-- start of DATA TO PROCESS --

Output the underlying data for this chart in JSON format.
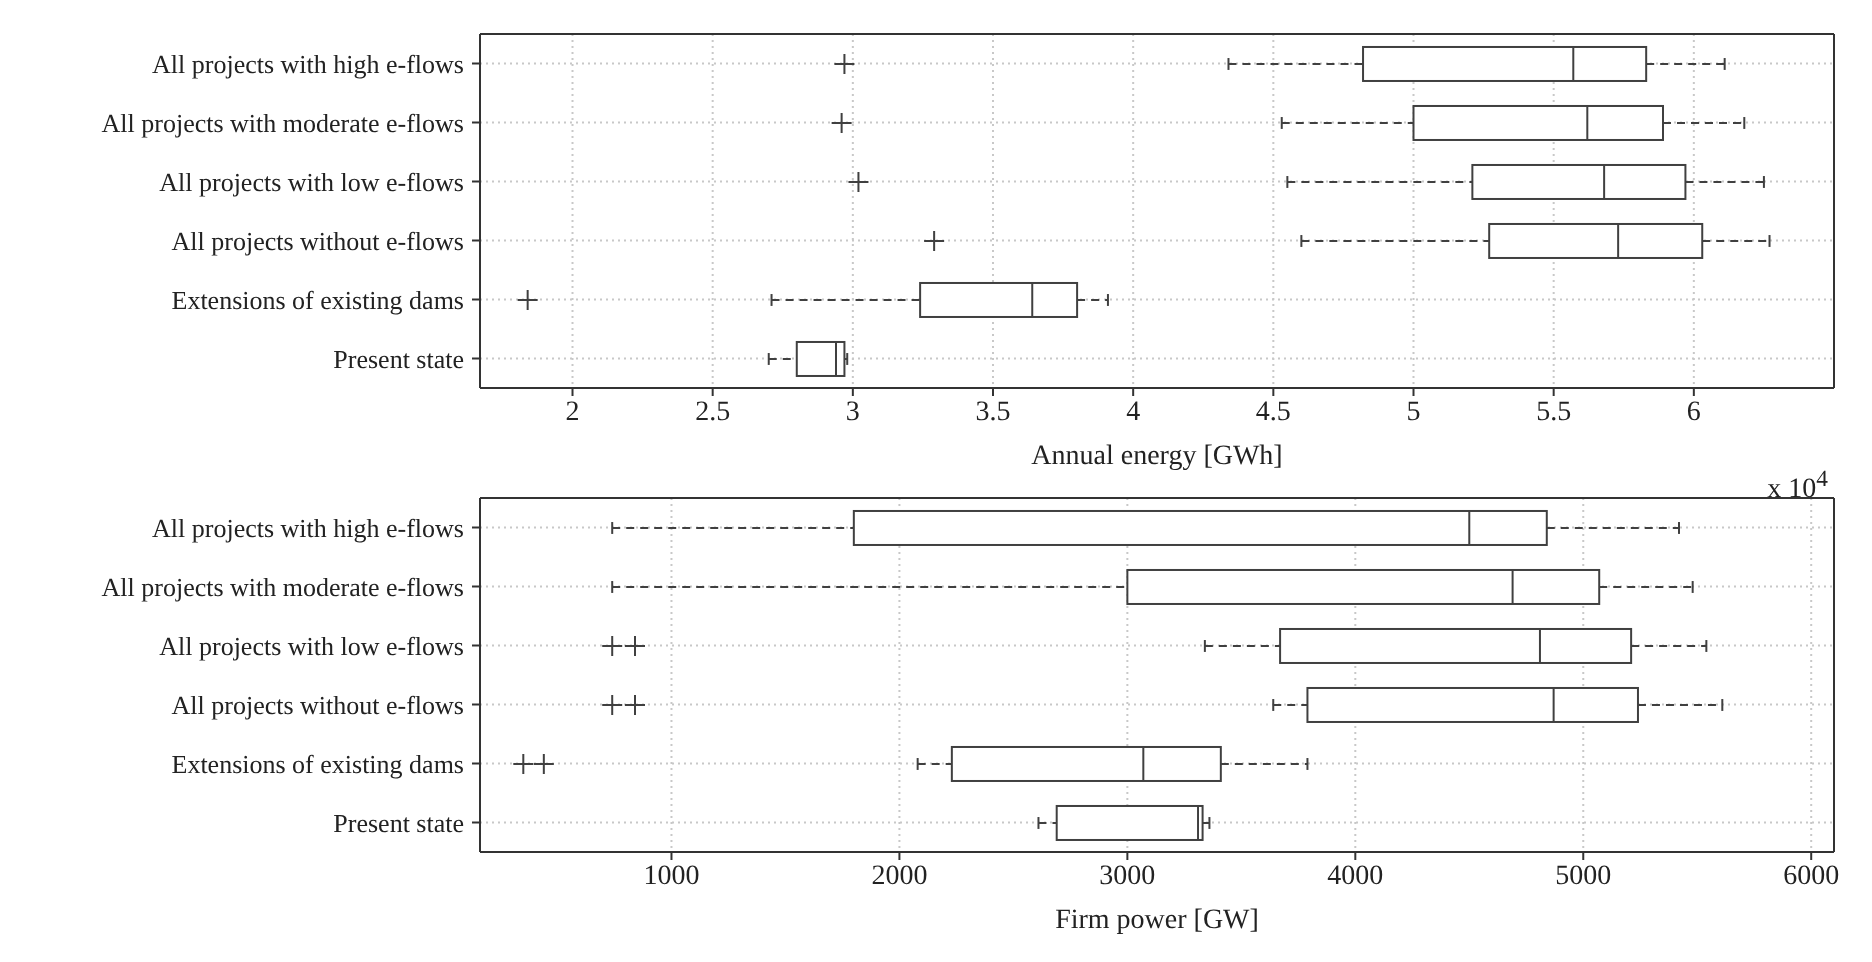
{
  "chart_data": [
    {
      "type": "box",
      "orientation": "horizontal",
      "color": "#404040",
      "grid": true,
      "xlabel": "Annual energy [GWh]",
      "annotations": [
        "x 10$^{4}$"
      ],
      "categories": [
        "All projects with high e-flows",
        "All projects with moderate e-flows",
        "All projects with low e-flows",
        "All projects without e-flows",
        "Extensions of existing dams",
        "Present state"
      ],
      "boxes": [
        {
          "low": 4.34,
          "q1": 4.82,
          "median": 5.57,
          "q3": 5.83,
          "high": 6.11,
          "outliers": [
            2.97
          ]
        },
        {
          "low": 4.53,
          "q1": 5.0,
          "median": 5.62,
          "q3": 5.89,
          "high": 6.18,
          "outliers": [
            2.96
          ]
        },
        {
          "low": 4.55,
          "q1": 5.21,
          "median": 5.68,
          "q3": 5.97,
          "high": 6.25,
          "outliers": [
            3.02
          ]
        },
        {
          "low": 4.6,
          "q1": 5.27,
          "median": 5.73,
          "q3": 6.03,
          "high": 6.27,
          "outliers": [
            3.29
          ]
        },
        {
          "low": 2.71,
          "q1": 3.24,
          "median": 3.64,
          "q3": 3.8,
          "high": 3.91,
          "outliers": [
            1.84
          ]
        },
        {
          "low": 2.7,
          "q1": 2.8,
          "median": 2.94,
          "q3": 2.97,
          "high": 2.98
        }
      ],
      "xlim": [
        1.67,
        6.5
      ],
      "xticks": [
        2,
        2.5,
        3,
        3.5,
        4,
        4.5,
        5,
        5.5,
        6
      ]
    },
    {
      "type": "box",
      "orientation": "horizontal",
      "color": "#404040",
      "grid": true,
      "xlabel": "Firm power [GW]",
      "categories": [
        "All projects with high e-flows",
        "All projects with moderate e-flows",
        "All projects with low e-flows",
        "All projects without e-flows",
        "Extensions of existing dams",
        "Present state"
      ],
      "boxes": [
        {
          "low": 740,
          "q1": 1800,
          "median": 4500,
          "q3": 4840,
          "high": 5420
        },
        {
          "low": 740,
          "q1": 3000,
          "median": 4690,
          "q3": 5070,
          "high": 5480
        },
        {
          "low": 3340,
          "q1": 3670,
          "median": 4810,
          "q3": 5210,
          "high": 5540,
          "outliers": [
            740,
            840
          ]
        },
        {
          "low": 3640,
          "q1": 3790,
          "median": 4870,
          "q3": 5240,
          "high": 5610,
          "outliers": [
            740,
            840
          ]
        },
        {
          "low": 2080,
          "q1": 2230,
          "median": 3070,
          "q3": 3410,
          "high": 3790,
          "outliers": [
            350,
            440
          ]
        },
        {
          "low": 2610,
          "q1": 2690,
          "median": 3310,
          "q3": 3330,
          "high": 3360
        }
      ],
      "xlim": [
        160,
        6100
      ],
      "xticks": [
        1000,
        2000,
        3000,
        4000,
        5000,
        6000
      ]
    }
  ]
}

-- end of DATA TO PROCESS --

◆ AIM OF THE EXERCISE: Look above for every line with the word "xlabel" and copy it.

◆ SOLUTION TO THE PROBLEM:
      "xlabel": "Annual energy [GWh]",
      "xlabel": "Firm power [GW]",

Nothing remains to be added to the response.